## INSTRUCTIONS TO FOLLOW
Skip the pictures. Reproduce all other material exactly.

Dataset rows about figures
....
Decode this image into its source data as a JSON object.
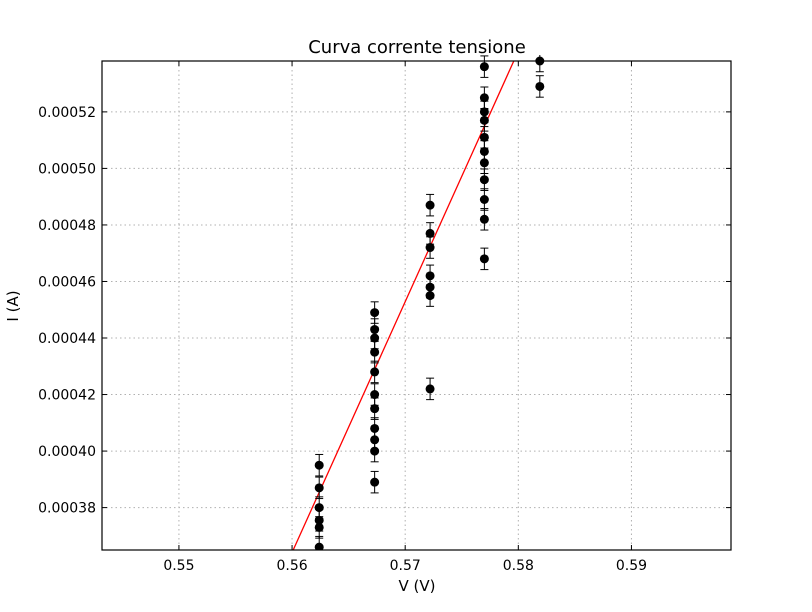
{
  "chart_data": {
    "type": "scatter",
    "title": "Curva corrente tensione",
    "xlabel": "V (V)",
    "ylabel": "I (A)",
    "xlim": [
      0.5432,
      0.5988
    ],
    "ylim": [
      0.000365,
      0.000538
    ],
    "grid": true,
    "x_ticks": [
      0.55,
      0.56,
      0.57,
      0.58,
      0.59
    ],
    "x_tick_labels": [
      "0.55",
      "0.56",
      "0.57",
      "0.58",
      "0.59"
    ],
    "y_ticks": [
      0.00038,
      0.0004,
      0.00042,
      0.00044,
      0.00046,
      0.00048,
      0.0005,
      0.00052
    ],
    "y_tick_labels": [
      "0.00038",
      "0.00040",
      "0.00042",
      "0.00044",
      "0.00046",
      "0.00048",
      "0.00050",
      "0.00052"
    ],
    "series": [
      {
        "marker": "circle",
        "color": "#000000",
        "error_y": 3.8e-06,
        "points": [
          [
            0.5624,
            0.000395
          ],
          [
            0.5624,
            0.000387
          ],
          [
            0.5624,
            0.00038
          ],
          [
            0.5624,
            0.0003755
          ],
          [
            0.5624,
            0.000373
          ],
          [
            0.5624,
            0.000366
          ],
          [
            0.5673,
            0.000449
          ],
          [
            0.5673,
            0.000443
          ],
          [
            0.5673,
            0.00044
          ],
          [
            0.5673,
            0.000435
          ],
          [
            0.5673,
            0.000428
          ],
          [
            0.5673,
            0.00042
          ],
          [
            0.5673,
            0.000415
          ],
          [
            0.5673,
            0.000408
          ],
          [
            0.5673,
            0.000404
          ],
          [
            0.5673,
            0.0004
          ],
          [
            0.5673,
            0.000389
          ],
          [
            0.5722,
            0.000487
          ],
          [
            0.5722,
            0.000477
          ],
          [
            0.5722,
            0.000472
          ],
          [
            0.5722,
            0.000462
          ],
          [
            0.5722,
            0.000458
          ],
          [
            0.5722,
            0.000455
          ],
          [
            0.5722,
            0.000422
          ],
          [
            0.577,
            0.000536
          ],
          [
            0.577,
            0.000525
          ],
          [
            0.577,
            0.00052
          ],
          [
            0.577,
            0.000517
          ],
          [
            0.577,
            0.000511
          ],
          [
            0.577,
            0.000506
          ],
          [
            0.577,
            0.000502
          ],
          [
            0.577,
            0.000496
          ],
          [
            0.577,
            0.000489
          ],
          [
            0.577,
            0.000482
          ],
          [
            0.577,
            0.000468
          ],
          [
            0.5819,
            0.000538
          ],
          [
            0.5819,
            0.000529
          ]
        ]
      }
    ],
    "fit": {
      "type": "line",
      "color": "#ff0000",
      "points": [
        [
          0.5601,
          0.000365
        ],
        [
          0.5796,
          0.000538
        ]
      ]
    }
  }
}
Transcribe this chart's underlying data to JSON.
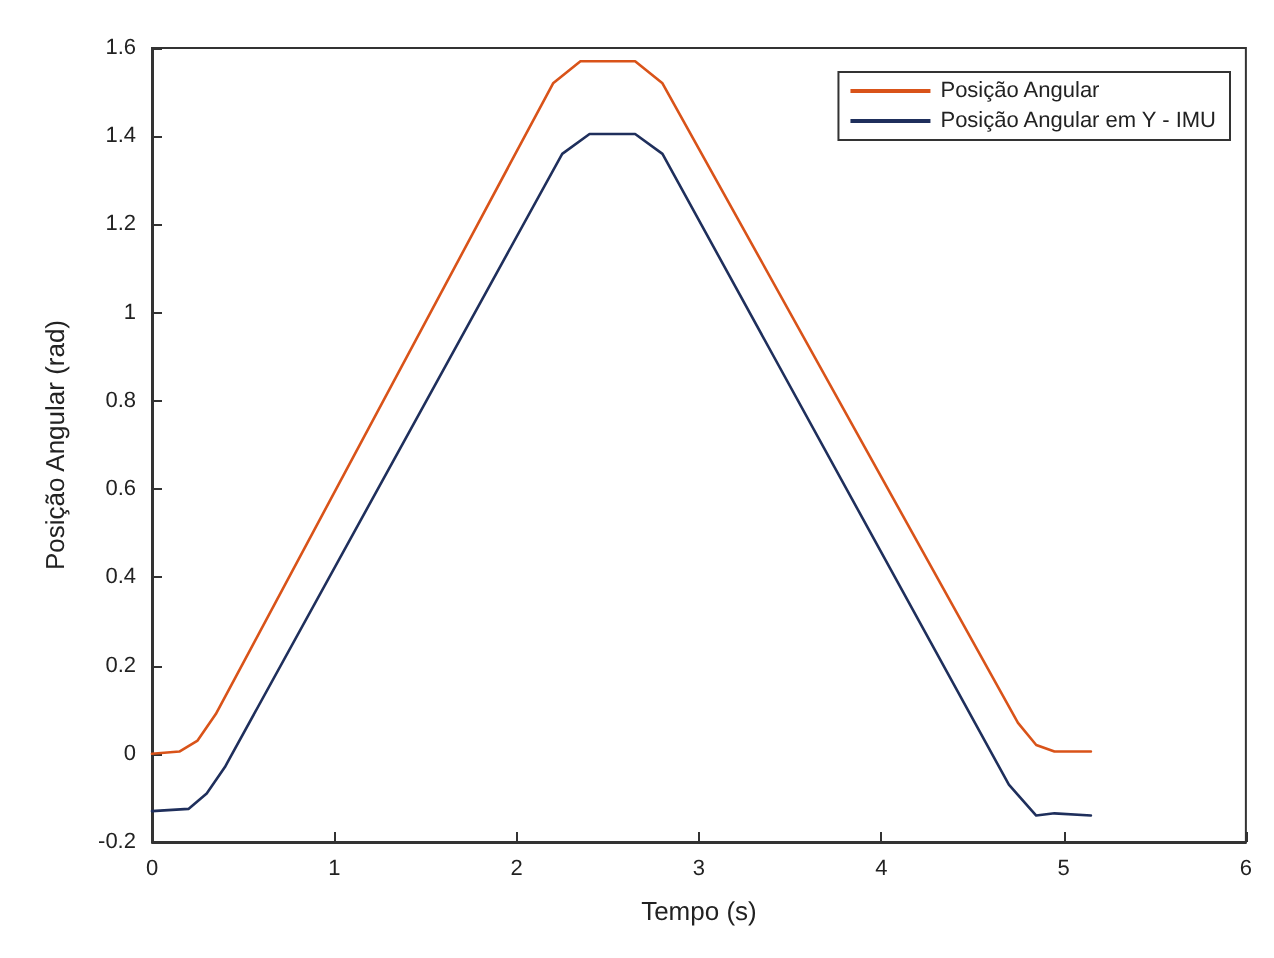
{
  "chart_data": {
    "type": "line",
    "xlabel": "Tempo (s)",
    "ylabel": "Posição Angular (rad)",
    "xlim": [
      0,
      6
    ],
    "xticks": [
      0,
      1,
      2,
      3,
      4,
      5,
      6
    ],
    "ylim": [
      -0.2,
      1.6
    ],
    "yticks": [
      -0.2,
      0,
      0.2,
      0.4,
      0.6,
      0.8,
      1,
      1.2,
      1.4,
      1.6
    ],
    "grid": false,
    "legend": "top right",
    "marker": "none",
    "line_style": "solid",
    "series": [
      {
        "name": "Posição Angular",
        "color": "#d95319",
        "x": [
          0,
          0.15,
          0.25,
          0.35,
          2.2,
          2.35,
          2.65,
          2.8,
          4.75,
          4.85,
          4.95,
          5.15
        ],
        "values": [
          0,
          0.005,
          0.03,
          0.09,
          1.52,
          1.57,
          1.57,
          1.52,
          0.07,
          0.02,
          0.005,
          0.005
        ]
      },
      {
        "name": "Posição Angular em Y - IMU",
        "color": "#1f2f5c",
        "x": [
          0,
          0.2,
          0.3,
          0.4,
          2.25,
          2.4,
          2.65,
          2.8,
          4.7,
          4.85,
          4.95,
          5.15
        ],
        "values": [
          -0.13,
          -0.125,
          -0.09,
          -0.03,
          1.36,
          1.405,
          1.405,
          1.36,
          -0.07,
          -0.14,
          -0.135,
          -0.14
        ]
      }
    ]
  }
}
....
## EXERCISE RESULT
Decode this image into its source data as a JSON object.
{
  "chart_data": {
    "type": "scatter",
    "title": "Curva corrente tensione",
    "xlabel": "V (V)",
    "ylabel": "I (A)",
    "xlim": [
      0.5432,
      0.5988
    ],
    "ylim": [
      0.000365,
      0.000538
    ],
    "grid": true,
    "x_ticks": [
      0.55,
      0.56,
      0.57,
      0.58,
      0.59
    ],
    "x_tick_labels": [
      "0.55",
      "0.56",
      "0.57",
      "0.58",
      "0.59"
    ],
    "y_ticks": [
      0.00038,
      0.0004,
      0.00042,
      0.00044,
      0.00046,
      0.00048,
      0.0005,
      0.00052
    ],
    "y_tick_labels": [
      "0.00038",
      "0.00040",
      "0.00042",
      "0.00044",
      "0.00046",
      "0.00048",
      "0.00050",
      "0.00052"
    ],
    "series": [
      {
        "marker": "circle",
        "color": "#000000",
        "error_y": 3.8e-06,
        "points": [
          [
            0.5624,
            0.000395
          ],
          [
            0.5624,
            0.000387
          ],
          [
            0.5624,
            0.00038
          ],
          [
            0.5624,
            0.0003755
          ],
          [
            0.5624,
            0.000373
          ],
          [
            0.5624,
            0.000366
          ],
          [
            0.5673,
            0.000449
          ],
          [
            0.5673,
            0.000443
          ],
          [
            0.5673,
            0.00044
          ],
          [
            0.5673,
            0.000435
          ],
          [
            0.5673,
            0.000428
          ],
          [
            0.5673,
            0.00042
          ],
          [
            0.5673,
            0.000415
          ],
          [
            0.5673,
            0.000408
          ],
          [
            0.5673,
            0.000404
          ],
          [
            0.5673,
            0.0004
          ],
          [
            0.5673,
            0.000389
          ],
          [
            0.5722,
            0.000487
          ],
          [
            0.5722,
            0.000477
          ],
          [
            0.5722,
            0.000472
          ],
          [
            0.5722,
            0.000462
          ],
          [
            0.5722,
            0.000458
          ],
          [
            0.5722,
            0.000455
          ],
          [
            0.5722,
            0.000422
          ],
          [
            0.577,
            0.000536
          ],
          [
            0.577,
            0.000525
          ],
          [
            0.577,
            0.00052
          ],
          [
            0.577,
            0.000517
          ],
          [
            0.577,
            0.000511
          ],
          [
            0.577,
            0.000506
          ],
          [
            0.577,
            0.000502
          ],
          [
            0.577,
            0.000496
          ],
          [
            0.577,
            0.000489
          ],
          [
            0.577,
            0.000482
          ],
          [
            0.577,
            0.000468
          ],
          [
            0.5819,
            0.000538
          ],
          [
            0.5819,
            0.000529
          ]
        ]
      }
    ],
    "fit": {
      "type": "line",
      "color": "#ff0000",
      "points": [
        [
          0.5601,
          0.000365
        ],
        [
          0.5796,
          0.000538
        ]
      ]
    }
  }
}
Transcribe this chart's underlying data to JSON.
{
  "chart_data": {
    "type": "line",
    "xlabel": "Tempo (s)",
    "ylabel": "Posição Angular (rad)",
    "xlim": [
      0,
      6
    ],
    "xticks": [
      0,
      1,
      2,
      3,
      4,
      5,
      6
    ],
    "ylim": [
      -0.2,
      1.6
    ],
    "yticks": [
      -0.2,
      0,
      0.2,
      0.4,
      0.6,
      0.8,
      1,
      1.2,
      1.4,
      1.6
    ],
    "grid": false,
    "legend": "top right",
    "marker": "none",
    "line_style": "solid",
    "series": [
      {
        "name": "Posição Angular",
        "color": "#d95319",
        "x": [
          0,
          0.15,
          0.25,
          0.35,
          2.2,
          2.35,
          2.65,
          2.8,
          4.75,
          4.85,
          4.95,
          5.15
        ],
        "values": [
          0,
          0.005,
          0.03,
          0.09,
          1.52,
          1.57,
          1.57,
          1.52,
          0.07,
          0.02,
          0.005,
          0.005
        ]
      },
      {
        "name": "Posição Angular em Y - IMU",
        "color": "#1f2f5c",
        "x": [
          0,
          0.2,
          0.3,
          0.4,
          2.25,
          2.4,
          2.65,
          2.8,
          4.7,
          4.85,
          4.95,
          5.15
        ],
        "values": [
          -0.13,
          -0.125,
          -0.09,
          -0.03,
          1.36,
          1.405,
          1.405,
          1.36,
          -0.07,
          -0.14,
          -0.135,
          -0.14
        ]
      }
    ]
  }
}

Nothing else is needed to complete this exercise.